__Material provided__:
>> Start

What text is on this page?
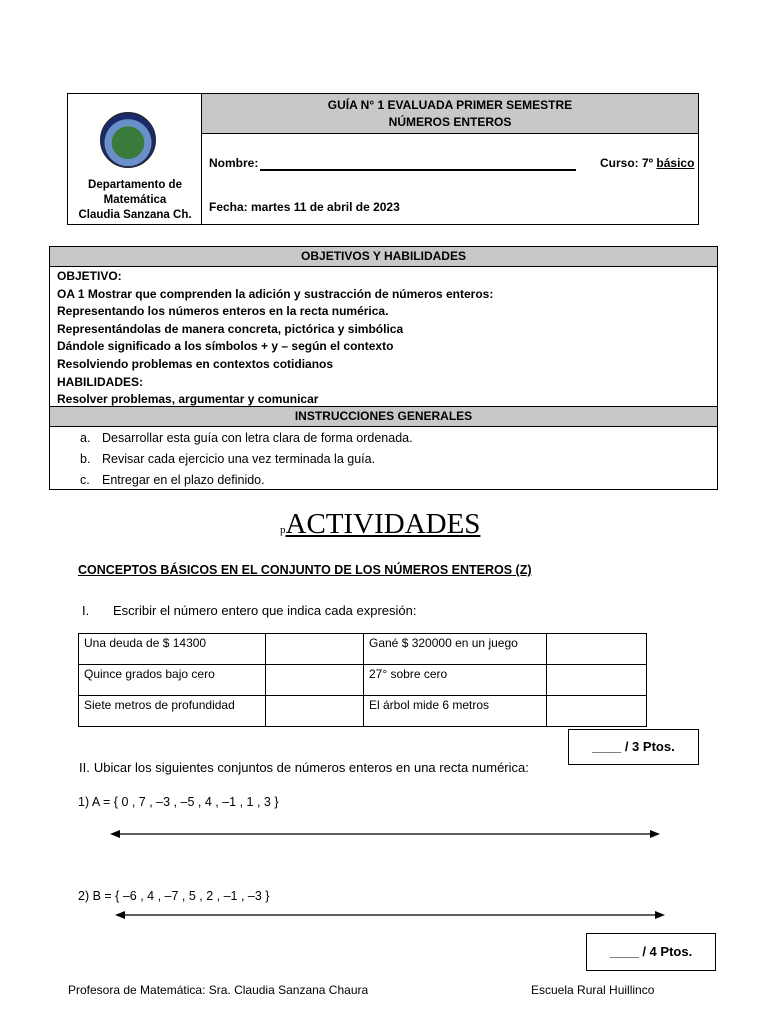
Departamento de
Matemática
Claudia Sanzana Ch.
GUÍA N° 1 EVALUADA PRIMER SEMESTRE
NÚMEROS ENTEROS
Nombre:	Curso: 7º básico
Fecha: martes 11 de abril de 2023
OBJETIVOS Y HABILIDADES
OBJETIVO:
OA 1 Mostrar que comprenden la adición y sustracción de números enteros:
Representando los números enteros en la recta numérica.
Representándolas de manera concreta, pictórica y simbólica
Dándole significado a los símbolos + y – según el contexto
Resolviendo problemas en contextos cotidianos
HABILIDADES:
Resolver problemas, argumentar y comunicar
INSTRUCCIONES GENERALES
a. Desarrollar esta guía con letra clara de forma ordenada.
b. Revisar cada ejercicio una vez terminada la guía.
c. Entregar en el plazo definido.
pACTIVIDADES
CONCEPTOS BÁSICOS EN EL CONJUNTO DE LOS NÚMEROS ENTEROS (Z)
I. Escribir el número entero que indica cada expresión:
Una deuda de $ 14300		Gané $ 320000 en un juego	
Quince grados bajo cero		27° sobre cero	
Siete metros de profundidad		El árbol mide 6 metros	
____ / 3 Ptos.
II. Ubicar los siguientes conjuntos de números enteros en una recta numérica:
1) A = { 0 , 7 , –3 , –5 , 4 , –1 , 1 , 3 }
2) B = { –6 , 4 , –7 , 5 , 2 , –1 , –3 }
____ / 4 Ptos.
Profesora de Matemática: Sra. Claudia Sanzana Chaura	Escuela Rural Huillinco
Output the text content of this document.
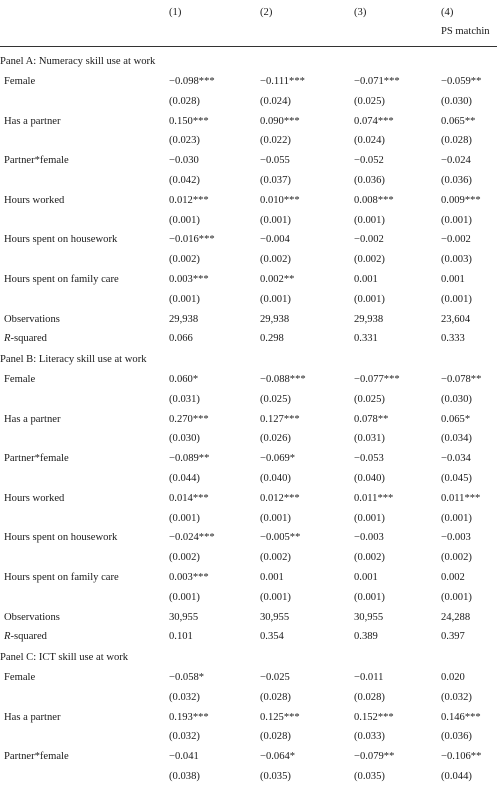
(1)	(2)	(3)	(4)
PS matchin
Panel A: Numeracy skill use at work
Female	−0.098***	−0.111***	−0.071***	−0.059**
(0.028)	(0.024)	(0.025)	(0.030)
Has a partner	0.150***	0.090***	0.074***	0.065**
(0.023)	(0.022)	(0.024)	(0.028)
Partner*female	−0.030	−0.055	−0.052	−0.024
(0.042)	(0.037)	(0.036)	(0.036)
Hours worked	0.012***	0.010***	0.008***	0.009***
(0.001)	(0.001)	(0.001)	(0.001)
Hours spent on housework	−0.016***	−0.004	−0.002	−0.002
(0.002)	(0.002)	(0.002)	(0.003)
Hours spent on family care	0.003***	0.002**	0.001	0.001
(0.001)	(0.001)	(0.001)	(0.001)
Observations	29,938	29,938	29,938	23,604
R-squared	0.066	0.298	0.331	0.333
Panel B: Literacy skill use at work
Female	0.060*	−0.088***	−0.077***	−0.078**
(0.031)	(0.025)	(0.025)	(0.030)
Has a partner	0.270***	0.127***	0.078**	0.065*
(0.030)	(0.026)	(0.031)	(0.034)
Partner*female	−0.089**	−0.069*	−0.053	−0.034
(0.044)	(0.040)	(0.040)	(0.045)
Hours worked	0.014***	0.012***	0.011***	0.011***
(0.001)	(0.001)	(0.001)	(0.001)
Hours spent on housework	−0.024***	−0.005**	−0.003	−0.003
(0.002)	(0.002)	(0.002)	(0.002)
Hours spent on family care	0.003***	0.001	0.001	0.002
(0.001)	(0.001)	(0.001)	(0.001)
Observations	30,955	30,955	30,955	24,288
R-squared	0.101	0.354	0.389	0.397
Panel C: ICT skill use at work
Female	−0.058*	−0.025	−0.011	0.020
(0.032)	(0.028)	(0.028)	(0.032)
Has a partner	0.193***	0.125***	0.152***	0.146***
(0.032)	(0.028)	(0.033)	(0.036)
Partner*female	−0.041	−0.064*	−0.079**	−0.106**
(0.038)	(0.035)	(0.035)	(0.044)
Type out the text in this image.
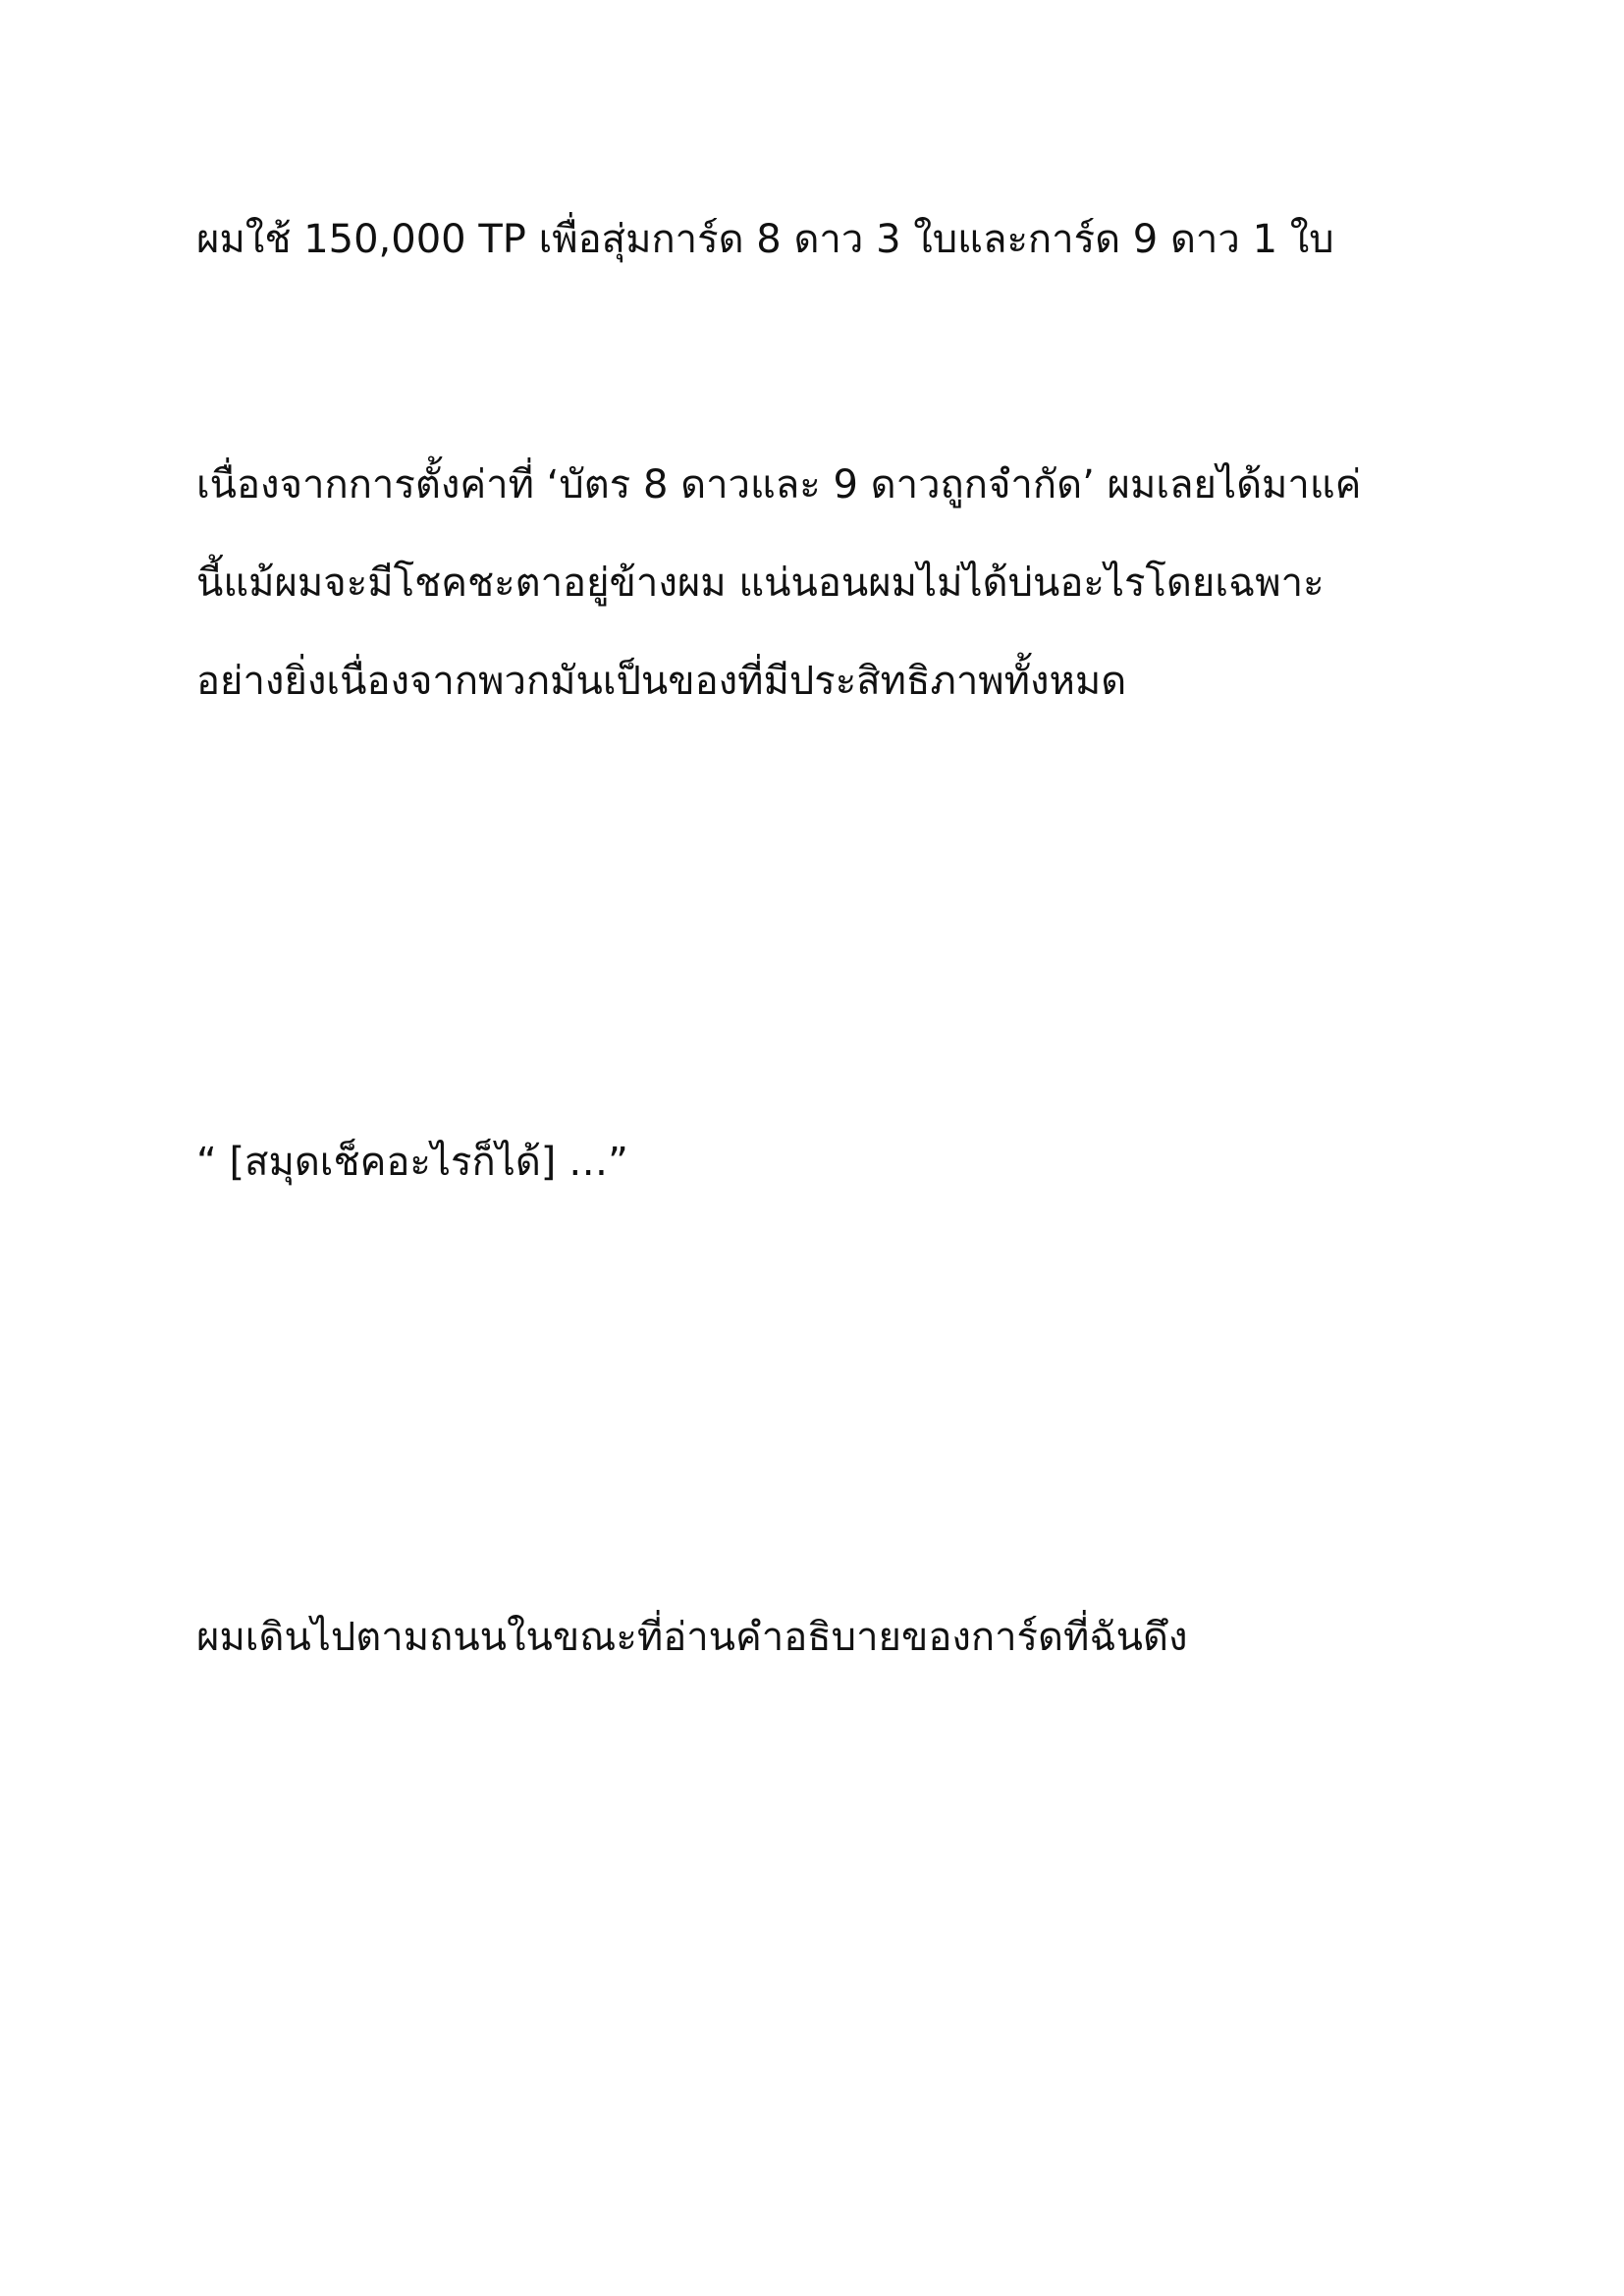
ผมใช้ 150,000 TP เพื่อสุ่มการ์ด 8 ดาว 3 ใบและการ์ด 9 ดาว 1 ใบ
เนื่องจากการตั้งค่าที่ ‘บัตร 8 ดาวและ 9 ดาวถูกจำกัด’ ผมเลยได้มาแค่
นี้แม้ผมจะมีโชคชะตาอยู่ข้างผม แน่นอนผมไม่ได้บ่นอะไรโดยเฉพาะ
อย่างยิ่งเนื่องจากพวกมันเป็นของที่มีประสิทธิภาพทั้งหมด
“ [สมุดเช็คอะไรก็ได้] …”
ผมเดินไปตามถนนในขณะที่อ่านคำอธิบายของการ์ดที่ฉันดึง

>> End

__Task instructions__: Only lines with "Sanzana" are wanted here; list each of them.

__Full solution__:
Claudia Sanzana Ch.
Profesora de Matemática: Sra. Claudia Sanzana Chaura	Escuela Rural Huillinco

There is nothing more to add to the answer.